The north west corner is littered with evidence of flint mining, and from here the visitor can see the satellite forts at Chanctonbury and Highdown Hill, conveniently placed to watch across the Low Weald, and provide warning back to the main camp, from where in good light one can see the other major sites at Whitehawk Hill and Mount Caburn.

That these places met a violent end when the Romans came is not in doubt, artefacts found at Caburn have suggested a ferocious last stand, but no such evidence has been found at Cissbury that I know of. Maybe it was just too well defended and the Romans contented themselves with conquering all that surrounded and leaving Cissbury to stew, cut off and alone.

Walking around the ramparts shows just what a comanding position the site has, and how well chosen it is for such an important site, with access to huge quantities of flint and defensive views out across what would have been salt marsh to the open sea, and back inland for miles on either side. On a good day the Isle of Wight is clearly visibile, and yet the highest part of the site is tucked away near a back corner with only a trig point to identify it.

It was here I found shoulder from a chill north easterly behind an ancient oak to enjoy my lunch.

There are ghosts here, those from the ancient past, and even some of my own from previous visits - when I passed through with Bernie last year on our way to a picnic at Chanctonbury, when Mandy fell and broke her flipflop after ignoring my advice to wear slightly more substantial footwear, and when I came here alone in the wet winter of 2000/01 wondering which path to take in my life.

Today though was the first time I felt I had actually been to Cissbury, actually visited, rather than passing through on my way somewhere else. The peace here is a privelege to be enjoyed and a reminder of a time centuries past when the loudest noise a person would ever hear was the cry of the war trumpet or the bark of a dog.

• _Excerpted data_
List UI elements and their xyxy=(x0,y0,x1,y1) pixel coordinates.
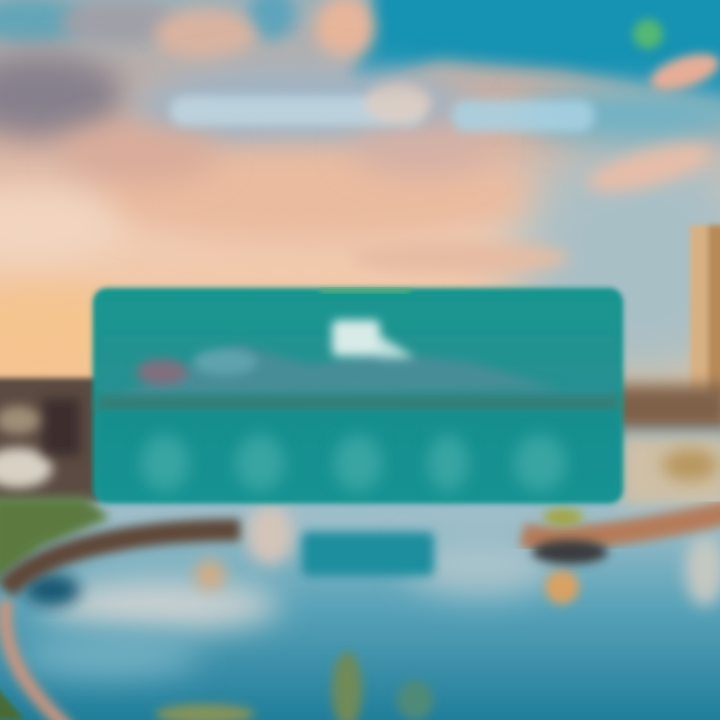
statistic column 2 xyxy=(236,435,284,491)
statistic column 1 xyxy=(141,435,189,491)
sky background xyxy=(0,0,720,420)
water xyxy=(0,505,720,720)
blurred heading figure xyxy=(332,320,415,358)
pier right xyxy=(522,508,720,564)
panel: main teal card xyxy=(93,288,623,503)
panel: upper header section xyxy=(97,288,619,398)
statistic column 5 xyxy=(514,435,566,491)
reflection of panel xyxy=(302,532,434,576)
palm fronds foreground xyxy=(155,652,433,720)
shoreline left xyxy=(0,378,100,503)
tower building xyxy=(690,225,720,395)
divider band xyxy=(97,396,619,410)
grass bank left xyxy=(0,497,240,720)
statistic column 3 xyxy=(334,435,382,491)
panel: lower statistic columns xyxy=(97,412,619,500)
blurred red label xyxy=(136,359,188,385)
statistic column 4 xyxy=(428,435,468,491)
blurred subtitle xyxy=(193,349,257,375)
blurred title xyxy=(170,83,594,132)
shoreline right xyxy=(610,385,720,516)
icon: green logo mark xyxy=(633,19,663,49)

---

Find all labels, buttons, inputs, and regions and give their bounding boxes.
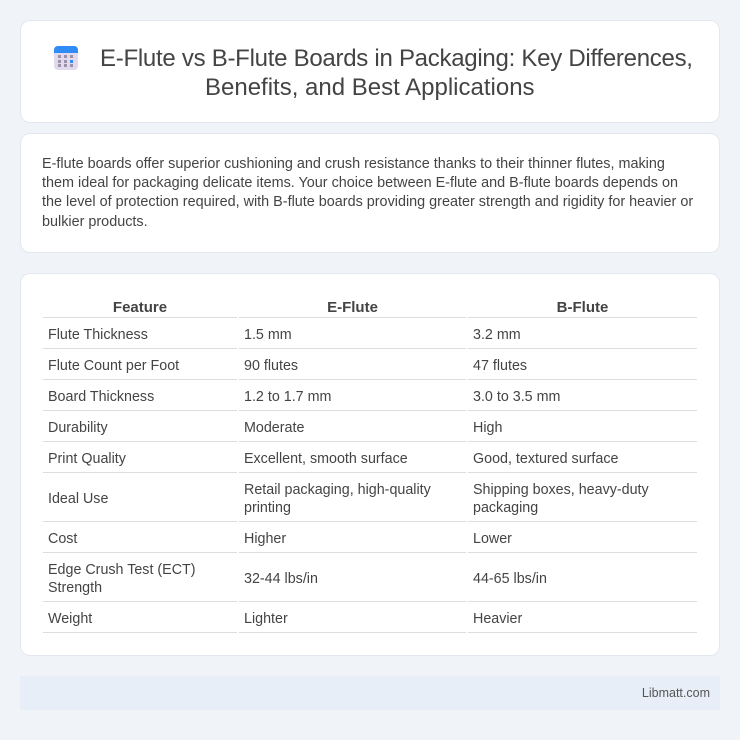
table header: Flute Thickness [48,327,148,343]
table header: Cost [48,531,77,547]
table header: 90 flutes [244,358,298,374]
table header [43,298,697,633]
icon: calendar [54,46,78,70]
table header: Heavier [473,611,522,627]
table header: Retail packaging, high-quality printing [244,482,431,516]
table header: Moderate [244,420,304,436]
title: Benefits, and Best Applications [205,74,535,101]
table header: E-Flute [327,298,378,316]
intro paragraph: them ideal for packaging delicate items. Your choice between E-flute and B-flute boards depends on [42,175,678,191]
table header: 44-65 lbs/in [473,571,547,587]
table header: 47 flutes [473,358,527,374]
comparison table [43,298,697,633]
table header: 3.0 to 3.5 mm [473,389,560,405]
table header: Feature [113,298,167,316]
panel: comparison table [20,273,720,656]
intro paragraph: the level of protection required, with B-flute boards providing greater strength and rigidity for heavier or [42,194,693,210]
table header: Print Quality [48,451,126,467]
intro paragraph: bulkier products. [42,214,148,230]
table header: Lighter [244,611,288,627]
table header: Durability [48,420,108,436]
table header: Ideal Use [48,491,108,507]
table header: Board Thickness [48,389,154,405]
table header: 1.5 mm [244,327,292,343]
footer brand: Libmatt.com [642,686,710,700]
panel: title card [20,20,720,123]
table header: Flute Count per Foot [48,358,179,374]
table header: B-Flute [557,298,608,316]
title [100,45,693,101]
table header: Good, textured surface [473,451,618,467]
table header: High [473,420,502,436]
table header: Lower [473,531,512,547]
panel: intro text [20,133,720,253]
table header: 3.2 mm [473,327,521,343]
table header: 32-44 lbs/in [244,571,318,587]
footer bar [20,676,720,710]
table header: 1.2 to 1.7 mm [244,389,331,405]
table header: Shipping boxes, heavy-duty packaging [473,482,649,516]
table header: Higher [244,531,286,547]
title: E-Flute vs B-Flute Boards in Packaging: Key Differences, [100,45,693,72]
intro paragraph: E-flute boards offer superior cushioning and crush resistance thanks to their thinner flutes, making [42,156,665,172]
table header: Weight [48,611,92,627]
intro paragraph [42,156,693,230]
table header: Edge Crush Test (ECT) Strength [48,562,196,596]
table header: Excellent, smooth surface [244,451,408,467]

==

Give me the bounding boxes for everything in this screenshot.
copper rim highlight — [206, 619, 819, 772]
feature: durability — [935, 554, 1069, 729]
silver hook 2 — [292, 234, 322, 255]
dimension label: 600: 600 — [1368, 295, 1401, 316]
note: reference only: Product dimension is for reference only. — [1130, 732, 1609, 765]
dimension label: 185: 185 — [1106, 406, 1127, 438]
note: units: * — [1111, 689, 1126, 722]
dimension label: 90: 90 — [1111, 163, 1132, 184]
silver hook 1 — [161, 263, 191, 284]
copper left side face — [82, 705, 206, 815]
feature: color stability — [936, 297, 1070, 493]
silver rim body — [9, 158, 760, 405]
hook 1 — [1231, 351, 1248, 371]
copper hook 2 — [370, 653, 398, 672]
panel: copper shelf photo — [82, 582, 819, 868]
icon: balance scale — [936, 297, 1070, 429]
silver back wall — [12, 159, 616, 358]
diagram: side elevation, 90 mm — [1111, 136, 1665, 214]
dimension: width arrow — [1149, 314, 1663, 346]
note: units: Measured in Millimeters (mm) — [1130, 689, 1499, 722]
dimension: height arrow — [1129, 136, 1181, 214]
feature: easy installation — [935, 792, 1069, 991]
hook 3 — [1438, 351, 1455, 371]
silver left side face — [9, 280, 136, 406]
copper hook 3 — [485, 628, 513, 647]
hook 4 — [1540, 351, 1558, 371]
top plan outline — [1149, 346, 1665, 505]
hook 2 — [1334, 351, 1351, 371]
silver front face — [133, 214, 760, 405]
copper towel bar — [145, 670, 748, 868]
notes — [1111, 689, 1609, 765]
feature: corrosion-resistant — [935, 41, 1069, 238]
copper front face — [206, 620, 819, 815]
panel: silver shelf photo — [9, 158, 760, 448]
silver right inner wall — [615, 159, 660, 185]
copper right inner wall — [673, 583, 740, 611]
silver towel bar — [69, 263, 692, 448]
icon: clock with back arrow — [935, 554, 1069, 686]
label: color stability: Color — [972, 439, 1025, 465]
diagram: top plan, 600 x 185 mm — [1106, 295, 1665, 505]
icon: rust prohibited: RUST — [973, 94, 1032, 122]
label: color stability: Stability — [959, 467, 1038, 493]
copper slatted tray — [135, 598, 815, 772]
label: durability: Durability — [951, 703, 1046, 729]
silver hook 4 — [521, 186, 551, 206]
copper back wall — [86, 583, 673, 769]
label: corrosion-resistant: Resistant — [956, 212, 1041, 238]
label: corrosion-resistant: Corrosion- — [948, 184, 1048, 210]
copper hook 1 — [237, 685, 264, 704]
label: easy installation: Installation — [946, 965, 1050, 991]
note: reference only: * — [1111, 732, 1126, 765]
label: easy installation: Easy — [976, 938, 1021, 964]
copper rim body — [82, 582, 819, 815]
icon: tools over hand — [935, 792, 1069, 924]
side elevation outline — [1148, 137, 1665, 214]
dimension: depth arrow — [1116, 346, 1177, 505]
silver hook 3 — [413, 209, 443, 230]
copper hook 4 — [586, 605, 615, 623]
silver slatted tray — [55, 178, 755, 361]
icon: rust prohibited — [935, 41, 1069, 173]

• _What you are asked to do_
Name every fort or major site that the Cissbury text says can be seen from Cissbury.

• _Task output_
Chanctonbury, Highdown Hill, Whitehawk Hill, Mount Caburn